» **Entries**:

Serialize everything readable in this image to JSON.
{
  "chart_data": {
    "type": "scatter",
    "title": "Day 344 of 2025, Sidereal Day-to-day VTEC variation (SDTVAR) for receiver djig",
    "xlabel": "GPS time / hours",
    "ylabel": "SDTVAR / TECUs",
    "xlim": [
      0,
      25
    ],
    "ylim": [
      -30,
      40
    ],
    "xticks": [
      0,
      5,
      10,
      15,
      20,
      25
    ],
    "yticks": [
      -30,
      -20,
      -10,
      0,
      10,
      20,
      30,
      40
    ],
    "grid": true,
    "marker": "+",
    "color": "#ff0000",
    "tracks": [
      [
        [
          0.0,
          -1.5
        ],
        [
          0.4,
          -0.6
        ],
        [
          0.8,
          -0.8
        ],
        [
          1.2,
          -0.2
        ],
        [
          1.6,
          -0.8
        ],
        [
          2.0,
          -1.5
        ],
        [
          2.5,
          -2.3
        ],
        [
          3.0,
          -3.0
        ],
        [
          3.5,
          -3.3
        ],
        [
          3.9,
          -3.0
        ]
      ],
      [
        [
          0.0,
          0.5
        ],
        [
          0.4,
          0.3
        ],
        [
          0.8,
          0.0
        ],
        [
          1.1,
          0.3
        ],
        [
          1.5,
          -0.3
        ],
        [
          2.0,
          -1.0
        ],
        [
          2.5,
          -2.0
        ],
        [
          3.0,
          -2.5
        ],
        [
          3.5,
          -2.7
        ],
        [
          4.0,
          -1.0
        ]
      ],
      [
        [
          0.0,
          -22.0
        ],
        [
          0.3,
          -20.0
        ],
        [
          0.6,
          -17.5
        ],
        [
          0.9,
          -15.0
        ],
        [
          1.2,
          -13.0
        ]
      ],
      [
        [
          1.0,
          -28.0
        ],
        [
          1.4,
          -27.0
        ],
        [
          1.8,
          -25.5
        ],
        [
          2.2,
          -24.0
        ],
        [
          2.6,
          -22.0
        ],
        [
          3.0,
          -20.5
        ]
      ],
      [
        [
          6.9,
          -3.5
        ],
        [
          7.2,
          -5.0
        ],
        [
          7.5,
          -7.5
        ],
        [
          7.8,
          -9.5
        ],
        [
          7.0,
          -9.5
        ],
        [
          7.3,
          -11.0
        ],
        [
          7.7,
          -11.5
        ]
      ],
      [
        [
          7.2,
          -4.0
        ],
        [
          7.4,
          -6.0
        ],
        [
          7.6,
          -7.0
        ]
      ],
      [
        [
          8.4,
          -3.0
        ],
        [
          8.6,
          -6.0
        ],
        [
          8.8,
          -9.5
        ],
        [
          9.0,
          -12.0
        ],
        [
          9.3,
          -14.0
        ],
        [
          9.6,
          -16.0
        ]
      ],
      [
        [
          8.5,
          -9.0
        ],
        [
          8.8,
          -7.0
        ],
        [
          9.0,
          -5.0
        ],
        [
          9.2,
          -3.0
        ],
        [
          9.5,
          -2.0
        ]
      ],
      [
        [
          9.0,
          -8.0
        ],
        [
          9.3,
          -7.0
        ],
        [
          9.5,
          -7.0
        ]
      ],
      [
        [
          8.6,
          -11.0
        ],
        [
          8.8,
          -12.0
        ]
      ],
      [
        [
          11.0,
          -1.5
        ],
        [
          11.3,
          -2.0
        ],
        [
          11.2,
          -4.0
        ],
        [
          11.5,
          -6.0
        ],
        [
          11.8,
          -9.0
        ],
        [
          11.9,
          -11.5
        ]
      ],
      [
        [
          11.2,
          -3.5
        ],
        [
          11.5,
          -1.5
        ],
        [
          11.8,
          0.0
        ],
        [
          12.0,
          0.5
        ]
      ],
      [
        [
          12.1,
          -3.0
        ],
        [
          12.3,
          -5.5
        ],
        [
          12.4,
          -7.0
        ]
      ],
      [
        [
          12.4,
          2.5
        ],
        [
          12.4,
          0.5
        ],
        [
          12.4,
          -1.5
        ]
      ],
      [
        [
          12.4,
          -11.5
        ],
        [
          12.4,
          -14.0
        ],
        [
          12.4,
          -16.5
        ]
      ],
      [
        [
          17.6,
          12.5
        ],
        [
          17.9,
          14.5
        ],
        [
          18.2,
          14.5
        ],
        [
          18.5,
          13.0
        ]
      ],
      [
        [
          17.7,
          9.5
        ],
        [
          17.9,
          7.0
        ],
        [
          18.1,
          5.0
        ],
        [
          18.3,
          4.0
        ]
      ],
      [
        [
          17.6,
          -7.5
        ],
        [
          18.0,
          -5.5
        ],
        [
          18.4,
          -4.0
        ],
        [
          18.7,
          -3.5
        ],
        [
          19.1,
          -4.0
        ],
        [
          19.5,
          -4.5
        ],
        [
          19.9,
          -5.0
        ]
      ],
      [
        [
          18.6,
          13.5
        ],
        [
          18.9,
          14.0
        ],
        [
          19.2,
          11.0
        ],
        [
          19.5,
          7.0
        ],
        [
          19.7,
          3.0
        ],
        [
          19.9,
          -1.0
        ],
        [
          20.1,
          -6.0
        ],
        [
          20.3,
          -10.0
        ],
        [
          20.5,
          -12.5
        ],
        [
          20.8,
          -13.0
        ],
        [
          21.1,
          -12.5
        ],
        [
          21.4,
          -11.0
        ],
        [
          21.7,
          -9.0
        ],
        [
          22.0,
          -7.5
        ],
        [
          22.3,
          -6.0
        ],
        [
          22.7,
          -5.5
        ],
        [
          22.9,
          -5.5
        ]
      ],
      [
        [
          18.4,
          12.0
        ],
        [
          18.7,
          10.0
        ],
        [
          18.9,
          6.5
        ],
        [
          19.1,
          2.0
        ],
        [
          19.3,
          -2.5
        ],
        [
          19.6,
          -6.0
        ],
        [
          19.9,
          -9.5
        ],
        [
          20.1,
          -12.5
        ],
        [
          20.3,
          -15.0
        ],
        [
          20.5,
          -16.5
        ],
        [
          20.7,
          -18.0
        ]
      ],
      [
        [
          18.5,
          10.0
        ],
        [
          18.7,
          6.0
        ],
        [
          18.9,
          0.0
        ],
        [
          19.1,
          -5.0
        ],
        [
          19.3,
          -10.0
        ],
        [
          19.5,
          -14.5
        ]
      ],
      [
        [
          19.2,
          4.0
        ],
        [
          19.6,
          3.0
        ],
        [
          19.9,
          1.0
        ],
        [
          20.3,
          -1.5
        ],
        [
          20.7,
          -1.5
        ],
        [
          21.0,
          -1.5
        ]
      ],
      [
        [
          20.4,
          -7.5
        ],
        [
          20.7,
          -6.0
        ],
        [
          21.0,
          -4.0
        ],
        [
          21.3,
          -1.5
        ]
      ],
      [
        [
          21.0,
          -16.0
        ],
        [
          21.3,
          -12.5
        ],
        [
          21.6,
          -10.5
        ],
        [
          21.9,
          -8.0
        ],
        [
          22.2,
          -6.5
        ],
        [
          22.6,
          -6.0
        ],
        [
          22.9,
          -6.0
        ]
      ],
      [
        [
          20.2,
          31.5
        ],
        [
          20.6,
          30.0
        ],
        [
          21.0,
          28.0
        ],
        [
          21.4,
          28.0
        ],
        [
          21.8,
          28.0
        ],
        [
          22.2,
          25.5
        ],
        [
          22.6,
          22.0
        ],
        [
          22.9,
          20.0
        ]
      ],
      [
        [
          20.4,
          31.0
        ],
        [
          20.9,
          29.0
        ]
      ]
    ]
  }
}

» **Problem**: Look through the records and gather every line containing "SDTVAR".

» **Result for this task**:
    "title": "Day 344 of 2025, Sidereal Day-to-day VTEC variation (SDTVAR) for receiver djig",
    "ylabel": "SDTVAR / TECUs",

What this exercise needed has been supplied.